▶ **Set task**
Would you transcribe the whole listing exactly, minus its pictures?

▶ **Material**
----------------

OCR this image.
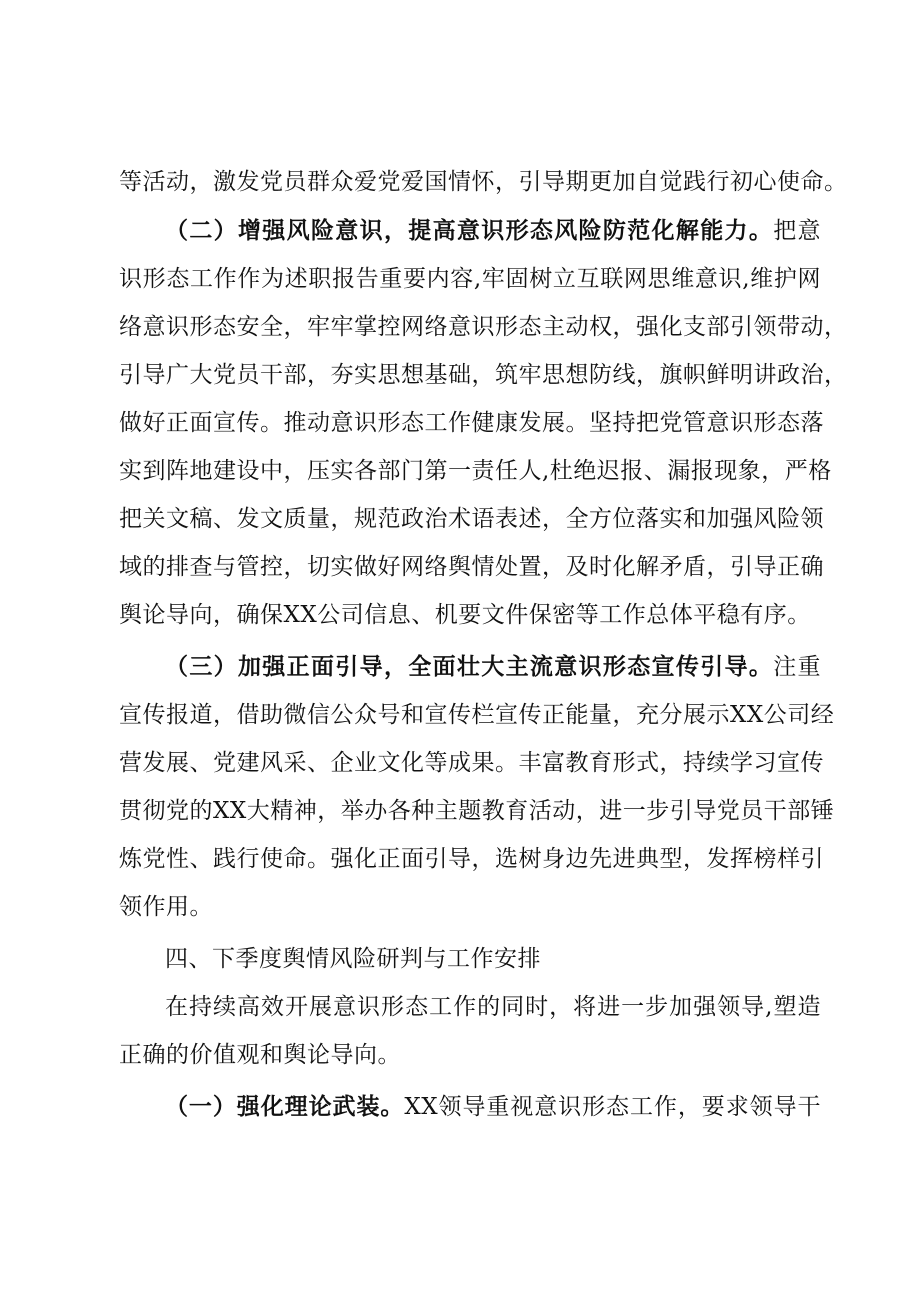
等活动，激发党员群众爱党爱国情怀，引导期更加自觉践行初心使命。
（二）增强风险意识，提高意识形态风险防范化解能力。把意
识形态工作作为述职报告重要内容,牢固树立互联网思维意识,维护网
络意识形态安全，牢牢掌控网络意识形态主动权，强化支部引领带动，
引导广大党员干部，夯实思想基础，筑牢思想防线，旗帜鲜明讲政治，
做好正面宣传。推动意识形态工作健康发展。坚持把党管意识形态落
实到阵地建设中，压实各部门第一责任人,杜绝迟报、漏报现象，严格
把关文稿、发文质量，规范政治术语表述，全方位落实和加强风险领
域的排查与管控，切实做好网络舆情处置，及时化解矛盾，引导正确
舆论导向，确保XX公司信息、机要文件保密等工作总体平稳有序。
（三）加强正面引导，全面壮大主流意识形态宣传引导。注重
宣传报道，借助微信公众号和宣传栏宣传正能量，充分展示XX公司经
营发展、党建风采、企业文化等成果。丰富教育形式，持续学习宣传
贯彻党的XX大精神，举办各种主题教育活动，进一步引导党员干部锤
炼党性、践行使命。强化正面引导，选树身边先进典型，发挥榜样引
领作用。
四、下季度舆情风险研判与工作安排
在持续高效开展意识形态工作的同时，将进一步加强领导,塑造
正确的价值观和舆论导向。
（一）强化理论武装。XX领导重视意识形态工作，要求领导干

----------------

▶ **Full answer**
OCR this image.
等活动，激发党员群众爱党爱国情怀，引导期更加自觉践行初心使命。
（二）增强风险意识，提高意识形态风险防范化解能力。把意
识形态工作作为述职报告重要内容,牢固树立互联网思维意识,维护网
络意识形态安全，牢牢掌控网络意识形态主动权，强化支部引领带动，
引导广大党员干部，夯实思想基础，筑牢思想防线，旗帜鲜明讲政治，
做好正面宣传。推动意识形态工作健康发展。坚持把党管意识形态落
实到阵地建设中，压实各部门第一责任人,杜绝迟报、漏报现象，严格
把关文稿、发文质量，规范政治术语表述，全方位落实和加强风险领
域的排查与管控，切实做好网络舆情处置，及时化解矛盾，引导正确
舆论导向，确保XX公司信息、机要文件保密等工作总体平稳有序。
（三）加强正面引导，全面壮大主流意识形态宣传引导。注重
宣传报道，借助微信公众号和宣传栏宣传正能量，充分展示XX公司经
营发展、党建风采、企业文化等成果。丰富教育形式，持续学习宣传
贯彻党的XX大精神，举办各种主题教育活动，进一步引导党员干部锤
炼党性、践行使命。强化正面引导，选树身边先进典型，发挥榜样引
领作用。
四、下季度舆情风险研判与工作安排
在持续高效开展意识形态工作的同时，将进一步加强领导,塑造
正确的价值观和舆论导向。
（一）强化理论武装。XX领导重视意识形态工作，要求领导干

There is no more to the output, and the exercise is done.